(begin)

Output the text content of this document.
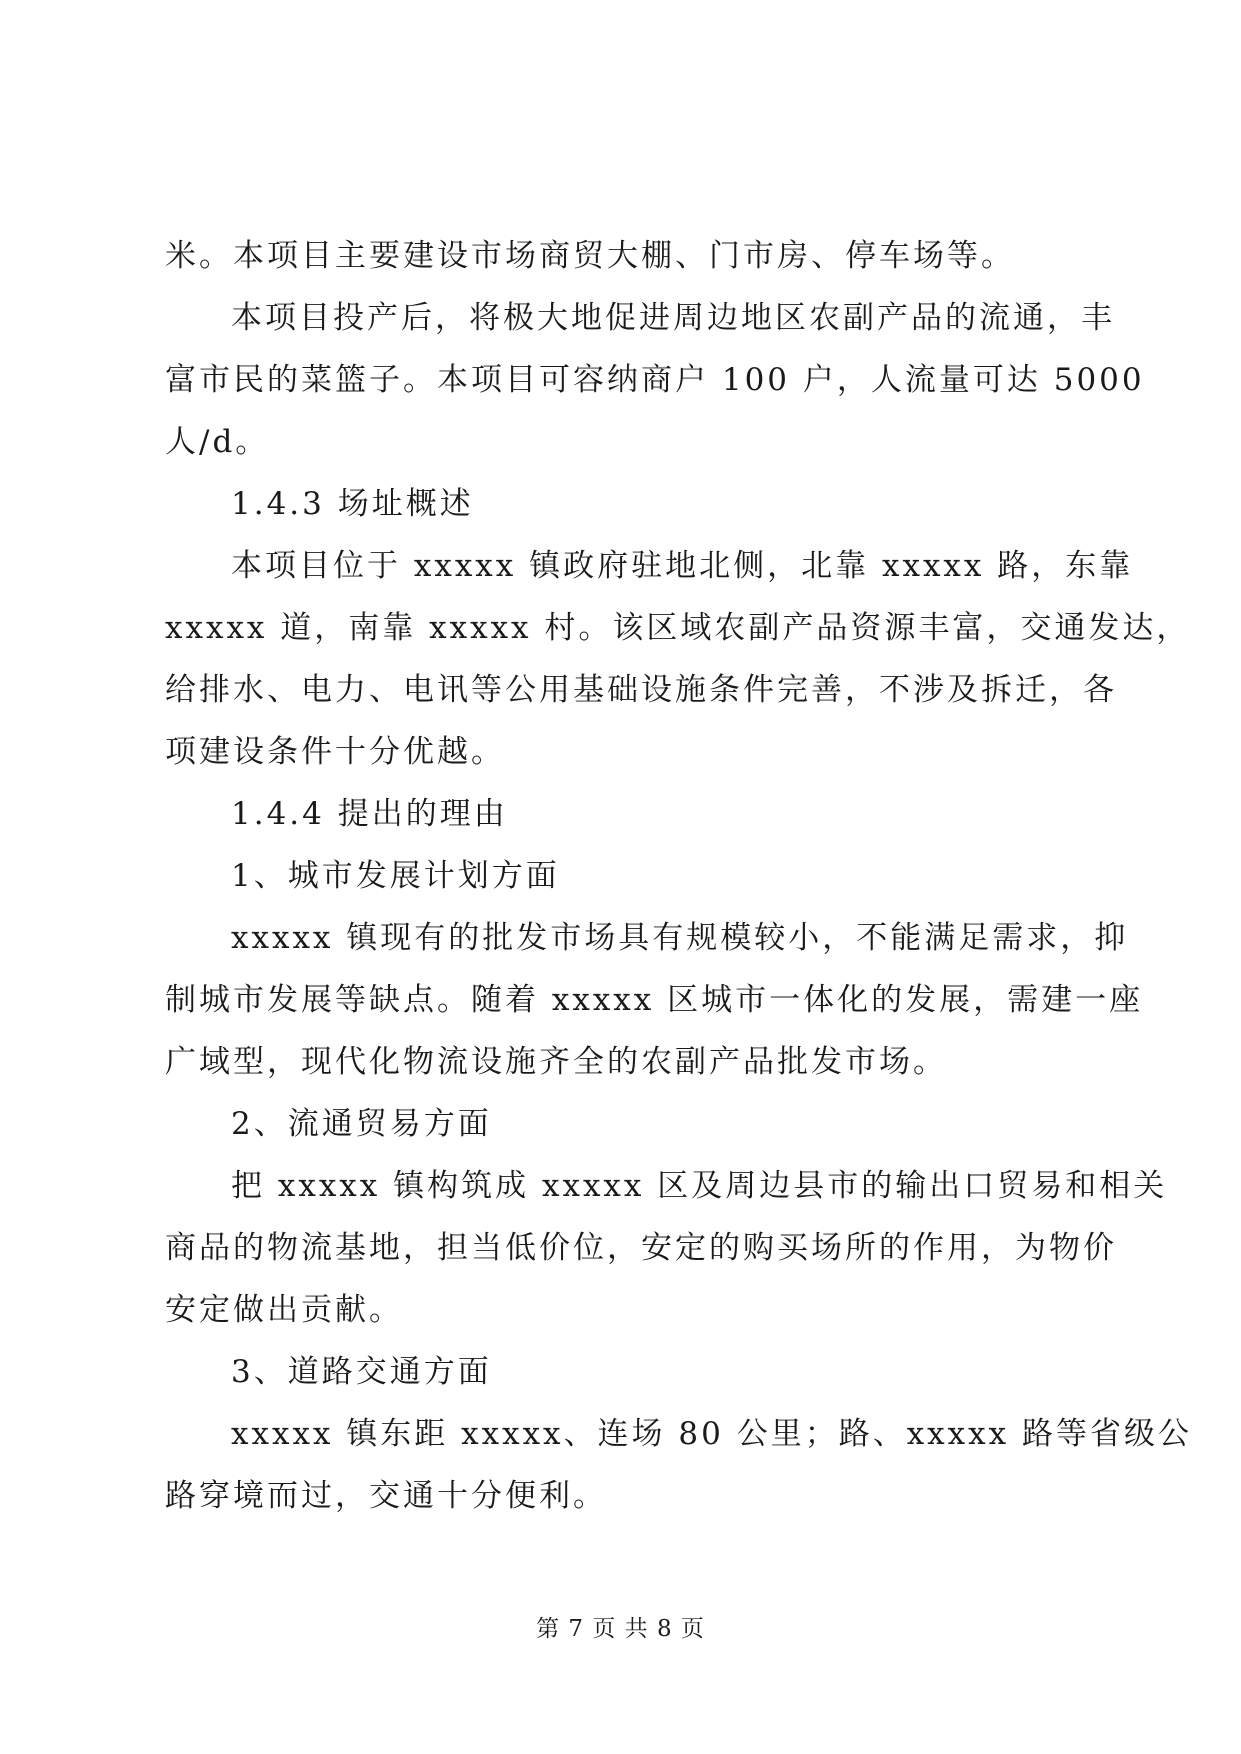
米。本项目主要建设市场商贸大棚、门市房、停车场等。
本项目投产后，将极大地促进周边地区农副产品的流通，丰
富市民的菜篮子。本项目可容纳商户 100 户，人流量可达 5000
人/d。
1.4.3 场址概述
本项目位于 xxxxx 镇政府驻地北侧，北靠 xxxxx 路，东靠
xxxxx 道，南靠 xxxxx 村。该区域农副产品资源丰富，交通发达，
给排水、电力、电讯等公用基础设施条件完善，不涉及拆迁，各
项建设条件十分优越。
1.4.4 提出的理由
1、城市发展计划方面
xxxxx 镇现有的批发市场具有规模较小，不能满足需求，抑
制城市发展等缺点。随着 xxxxx 区城市一体化的发展，需建一座
广域型，现代化物流设施齐全的农副产品批发市场。
2、流通贸易方面
把 xxxxx 镇构筑成 xxxxx 区及周边县市的输出口贸易和相关
商品的物流基地，担当低价位，安定的购买场所的作用，为物价
安定做出贡献。
3、道路交通方面
xxxxx 镇东距 xxxxx、连场 80 公里；路、xxxxx 路等省级公
路穿境而过，交通十分便利。
第 7 页 共 8 页
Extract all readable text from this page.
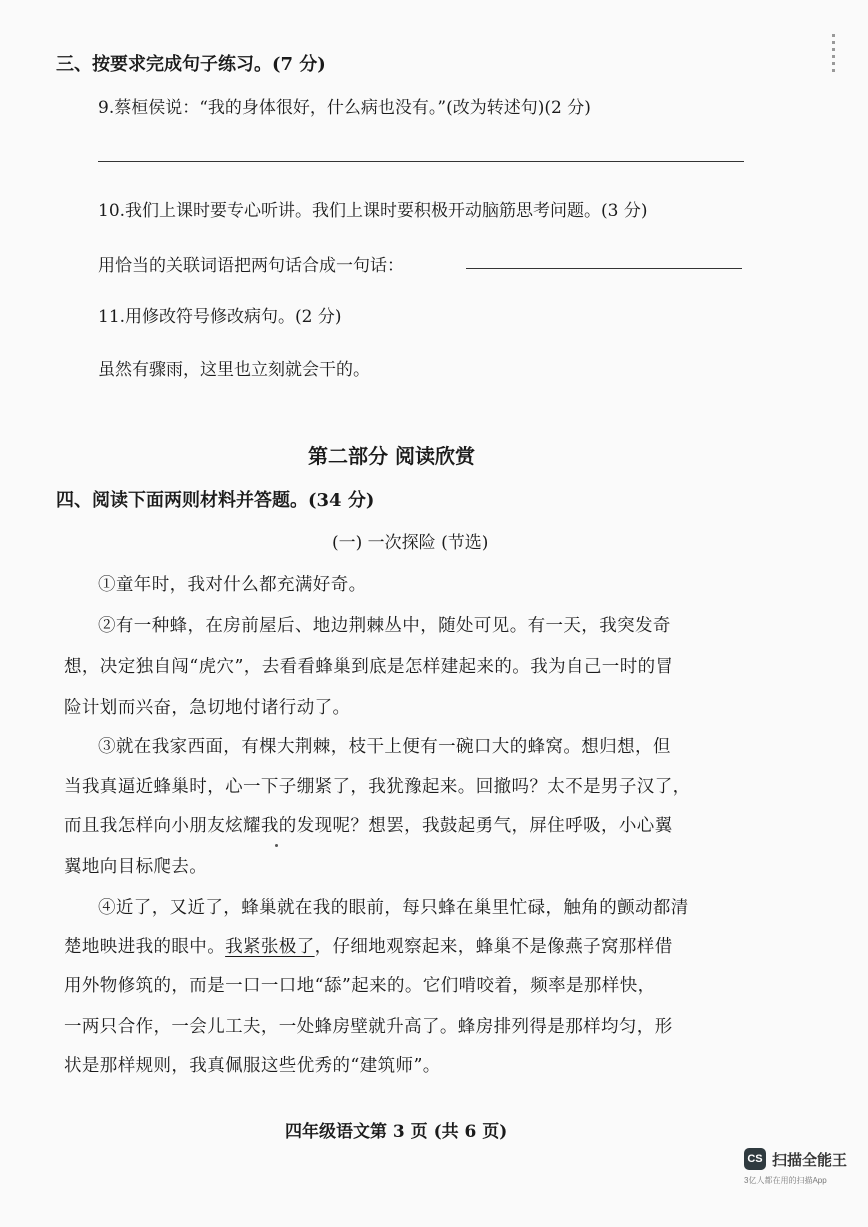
三、按要求完成句子练习。(7 分)
9.蔡桓侯说：“我的身体很好，什么病也没有。”(改为转述句)(2 分)
10.我们上课时要专心听讲。我们上课时要积极开动脑筋思考问题。(3 分)
用恰当的关联词语把两句话合成一句话：
11.用修改符号修改病句。(2 分)
虽然有骤雨，这里也立刻就会干的。
第二部分 阅读欣赏
四、阅读下面两则材料并答题。(34 分)
(一) 一次探险 (节选)
①童年时，我对什么都充满好奇。
②有一种蜂，在房前屋后、地边荆棘丛中，随处可见。有一天，我突发奇
想，决定独自闯“虎穴”，去看看蜂巢到底是怎样建起来的。我为自己一时的冒
险计划而兴奋，急切地付诸行动了。
③就在我家西面，有棵大荆棘，枝干上便有一碗口大的蜂窝。想归想，但
当我真逼近蜂巢时，心一下子绷紧了，我犹豫起来。回撤吗？太不是男子汉了，
而且我怎样向小朋友炫耀我的发现呢？想罢，我鼓起勇气，屏住呼吸，小心翼
翼地向目标爬去。
④近了，又近了，蜂巢就在我的眼前，每只蜂在巢里忙碌，触角的颤动都清
楚地映进我的眼中。我紧张极了，仔细地观察起来，蜂巢不是像燕子窝那样借
用外物修筑的，而是一口一口地“舔”起来的。它们啃咬着，频率是那样快，
一两只合作，一会儿工夫，一处蜂房壁就升高了。蜂房排列得是那样均匀，形
状是那样规则，我真佩服这些优秀的“建筑师”。
四年级语文第 3 页 (共 6 页)
CS 扫描全能王
3亿人都在用的扫描App
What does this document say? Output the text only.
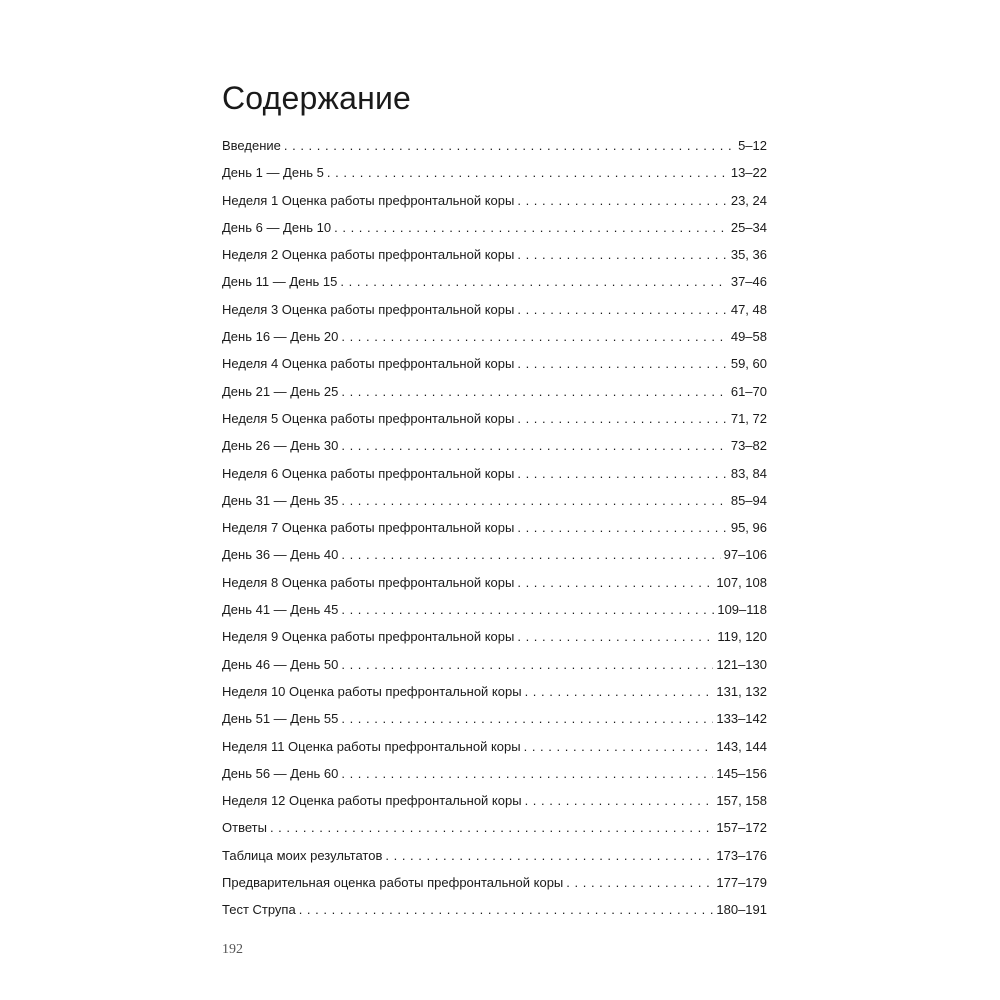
Содержание
Введение . . .	5–12
День 1 — День 5 . . .	13–22
Неделя 1 Оценка работы префронтальной коры . . .	23, 24
День 6 — День 10 . . .	25–34
Неделя 2 Оценка работы префронтальной коры . . .	35, 36
День 11 — День 15 . . .	37–46
Неделя 3 Оценка работы префронтальной коры . . .	47, 48
День 16 — День 20 . . .	49–58
Неделя 4 Оценка работы префронтальной коры . . .	59, 60
День 21 — День 25 . . .	61–70
Неделя 5 Оценка работы префронтальной коры . . .	71, 72
День 26 — День 30 . . .	73–82
Неделя 6 Оценка работы префронтальной коры . . .	83, 84
День 31 — День 35 . . .	85–94
Неделя 7 Оценка работы префронтальной коры . . .	95, 96
День 36 — День 40 . . .	97–106
Неделя 8 Оценка работы префронтальной коры . . .	107, 108
День 41 — День 45 . . .	109–118
Неделя 9 Оценка работы префронтальной коры . . .	119, 120
День 46 — День 50 . . .	121–130
Неделя 10 Оценка работы префронтальной коры . . .	131, 132
День 51 — День 55 . . .	133–142
Неделя 11 Оценка работы префронтальной коры . . .	143, 144
День 56 — День 60 . . .	145–156
Неделя 12 Оценка работы префронтальной коры . . .	157, 158
Ответы . . .	157–172
Таблица моих результатов . . .	173–176
Предварительная оценка работы префронтальной коры . . .	177–179
Тест Струпа . . .	180–191
192
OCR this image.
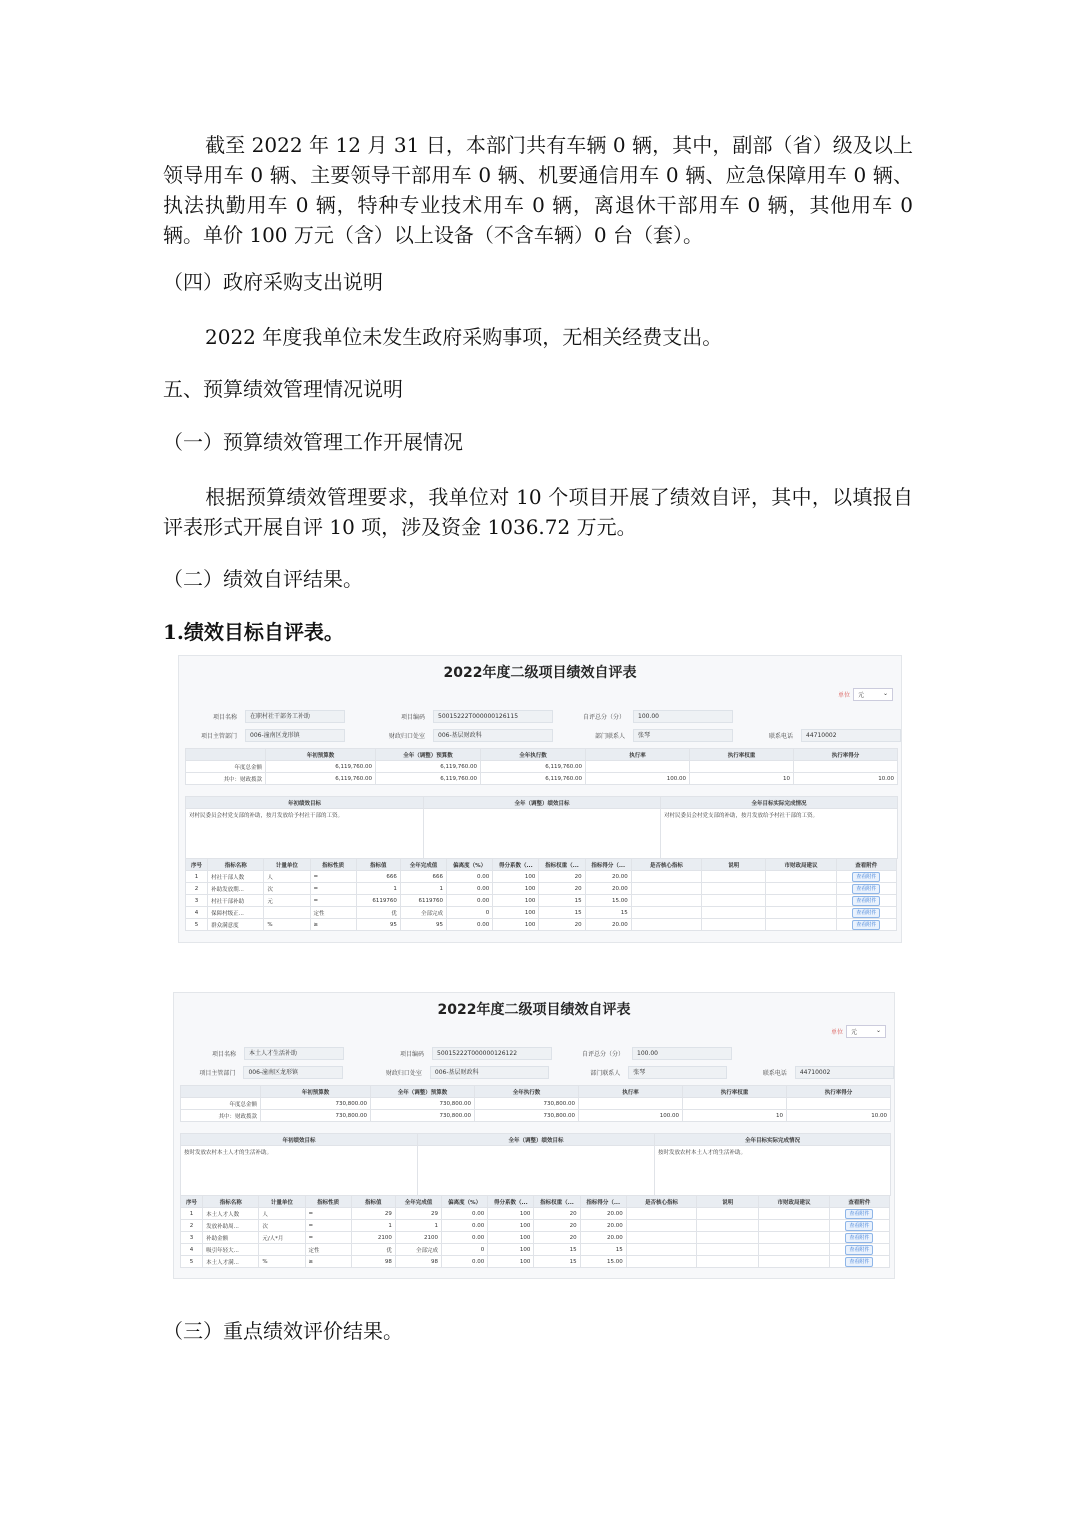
截至 2022 年 12 月 31 日，本部门共有车辆 0 辆，其中，副部（省）级及以上领导用车 0 辆、主要领导干部用车 0 辆、机要通信用车 0 辆、应急保障用车 0 辆、执法执勤用车 0 辆，特种专业技术用车 0 辆，离退休干部用车 0 辆，其他用车 0 辆。单价 100 万元（含）以上设备（不含车辆）0 台（套）。
（四）政府采购支出说明
2022 年度我单位未发生政府采购事项，无相关经费支出。
五、预算绩效管理情况说明
（一）预算绩效管理工作开展情况
根据预算绩效管理要求，我单位对 10 个项目开展了绩效自评，其中，以填报自评表形式开展自评 10 项，涉及资金 1036.72 万元。
（二）绩效自评结果。
1.绩效目标自评表。
2022年度二级项目绩效自评表
单位 元	⌄
项目名称	在职村社干部务工补助	项目编码	50015222T000000126115	自评总分（分）	100.00
项目主管部门	006-潼南区龙形镇	财政归口处室	006-基层财政科	部门联系人	张琴	联系电话	44710002
	年初预算数	全年（调整）预算数	全年执行数	执行率	执行率权重	执行率得分
年度总金额	6,119,760.00	6,119,760.00	6,119,760.00			
其中：财政拨款	6,119,760.00	6,119,760.00	6,119,760.00	100.00	10	10.00
年初绩效目标	全年（调整）绩效目标	全年目标实际完成情况
对村民委员会村党支部的补助，按月发放给予村社干部的工资。		对村民委员会村党支部的补助，按月发放给予村社干部的工资。
序号	指标名称	计量单位	指标性质	指标值	全年完成值	偏离度（%）	得分系数（...	指标权重（...	指标得分（...	是否核心指标	说明	市财政局建议	查看附件
1	村社干部人数	人	=	666	666	0.00	100	20	20.00				查看附件
2	补助发放期...	次	=	1	1	0.00	100	20	20.00				查看附件
3	村社干部补助	元	=	6119760	6119760	0.00	100	15	15.00				查看附件
4	保障村级正...		定性	优	全部完成	0	100	15	15				查看附件
5	群众满意度	%	≥	95	95	0.00	100	20	20.00				查看附件
2022年度二级项目绩效自评表
单位 元	⌄
项目名称	本土人才生活补助	项目编码	50015222T000000126122	自评总分（分）	100.00
项目主管部门	006-潼南区龙形镇	财政归口处室	006-基层财政科	部门联系人	张琴	联系电话	44710002
	年初预算数	全年（调整）预算数	全年执行数	执行率	执行率权重	执行率得分
年度总金额	730,800.00	730,800.00	730,800.00			
其中：财政拨款	730,800.00	730,800.00	730,800.00	100.00	10	10.00
年初绩效目标	全年（调整）绩效目标	全年目标实际完成情况
按时发放农村本土人才的生活补助。		按时发放农村本土人才的生活补助。
序号	指标名称	计量单位	指标性质	指标值	全年完成值	偏离度（%）	得分系数（...	指标权重（...	指标得分（...	是否核心指标	说明	市财政局建议	查看附件
1	本土人才人数	人	=	29	29	0.00	100	20	20.00				查看附件
2	发放补助周...	次	=	1	1	0.00	100	20	20.00				查看附件
3	补助金额	元/人*月	=	2100	2100	0.00	100	20	20.00				查看附件
4	吸引年轻大...		定性	优	全部完成	0	100	15	15				查看附件
5	本土人才满...	%	≥	98	98	0.00	100	15	15.00				查看附件
（三）重点绩效评价结果。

(end)

=== Exercise directions ===
The copy should hold exactly the lines from the line containing "OCR this image." through the end of the data, both ends included, and no pictures.

=== Response to this task ===
OCR this image.
截至 2022 年 12 月 31 日，本部门共有车辆 0 辆，其中，副部（省）级及以上领导用车 0 辆、主要领导干部用车 0 辆、机要通信用车 0 辆、应急保障用车 0 辆、执法执勤用车 0 辆，特种专业技术用车 0 辆，离退休干部用车 0 辆，其他用车 0 辆。单价 100 万元（含）以上设备（不含车辆）0 台（套）。
（四）政府采购支出说明
2022 年度我单位未发生政府采购事项，无相关经费支出。
五、预算绩效管理情况说明
（一）预算绩效管理工作开展情况
根据预算绩效管理要求，我单位对 10 个项目开展了绩效自评，其中，以填报自评表形式开展自评 10 项，涉及资金 1036.72 万元。
（二）绩效自评结果。
1.绩效目标自评表。
2022年度二级项目绩效自评表
单位 元	⌄
项目名称	在职村社干部务工补助	项目编码	50015222T000000126115	自评总分（分）	100.00
项目主管部门	006-潼南区龙形镇	财政归口处室	006-基层财政科	部门联系人	张琴	联系电话	44710002
	年初预算数	全年（调整）预算数	全年执行数	执行率	执行率权重	执行率得分
年度总金额	6,119,760.00	6,119,760.00	6,119,760.00			
其中：财政拨款	6,119,760.00	6,119,760.00	6,119,760.00	100.00	10	10.00
年初绩效目标	全年（调整）绩效目标	全年目标实际完成情况
对村民委员会村党支部的补助，按月发放给予村社干部的工资。		对村民委员会村党支部的补助，按月发放给予村社干部的工资。
序号	指标名称	计量单位	指标性质	指标值	全年完成值	偏离度（%）	得分系数（...	指标权重（...	指标得分（...	是否核心指标	说明	市财政局建议	查看附件
1	村社干部人数	人	=	666	666	0.00	100	20	20.00				查看附件
2	补助发放期...	次	=	1	1	0.00	100	20	20.00				查看附件
3	村社干部补助	元	=	6119760	6119760	0.00	100	15	15.00				查看附件
4	保障村级正...		定性	优	全部完成	0	100	15	15				查看附件
5	群众满意度	%	≥	95	95	0.00	100	20	20.00				查看附件
2022年度二级项目绩效自评表
单位 元	⌄
项目名称	本土人才生活补助	项目编码	50015222T000000126122	自评总分（分）	100.00
项目主管部门	006-潼南区龙形镇	财政归口处室	006-基层财政科	部门联系人	张琴	联系电话	44710002
	年初预算数	全年（调整）预算数	全年执行数	执行率	执行率权重	执行率得分
年度总金额	730,800.00	730,800.00	730,800.00			
其中：财政拨款	730,800.00	730,800.00	730,800.00	100.00	10	10.00
年初绩效目标	全年（调整）绩效目标	全年目标实际完成情况
按时发放农村本土人才的生活补助。		按时发放农村本土人才的生活补助。
序号	指标名称	计量单位	指标性质	指标值	全年完成值	偏离度（%）	得分系数（...	指标权重（...	指标得分（...	是否核心指标	说明	市财政局建议	查看附件
1	本土人才人数	人	=	29	29	0.00	100	20	20.00				查看附件
2	发放补助周...	次	=	1	1	0.00	100	20	20.00				查看附件
3	补助金额	元/人*月	=	2100	2100	0.00	100	20	20.00				查看附件
4	吸引年轻大...		定性	优	全部完成	0	100	15	15				查看附件
5	本土人才满...	%	≥	98	98	0.00	100	15	15.00				查看附件
（三）重点绩效评价结果。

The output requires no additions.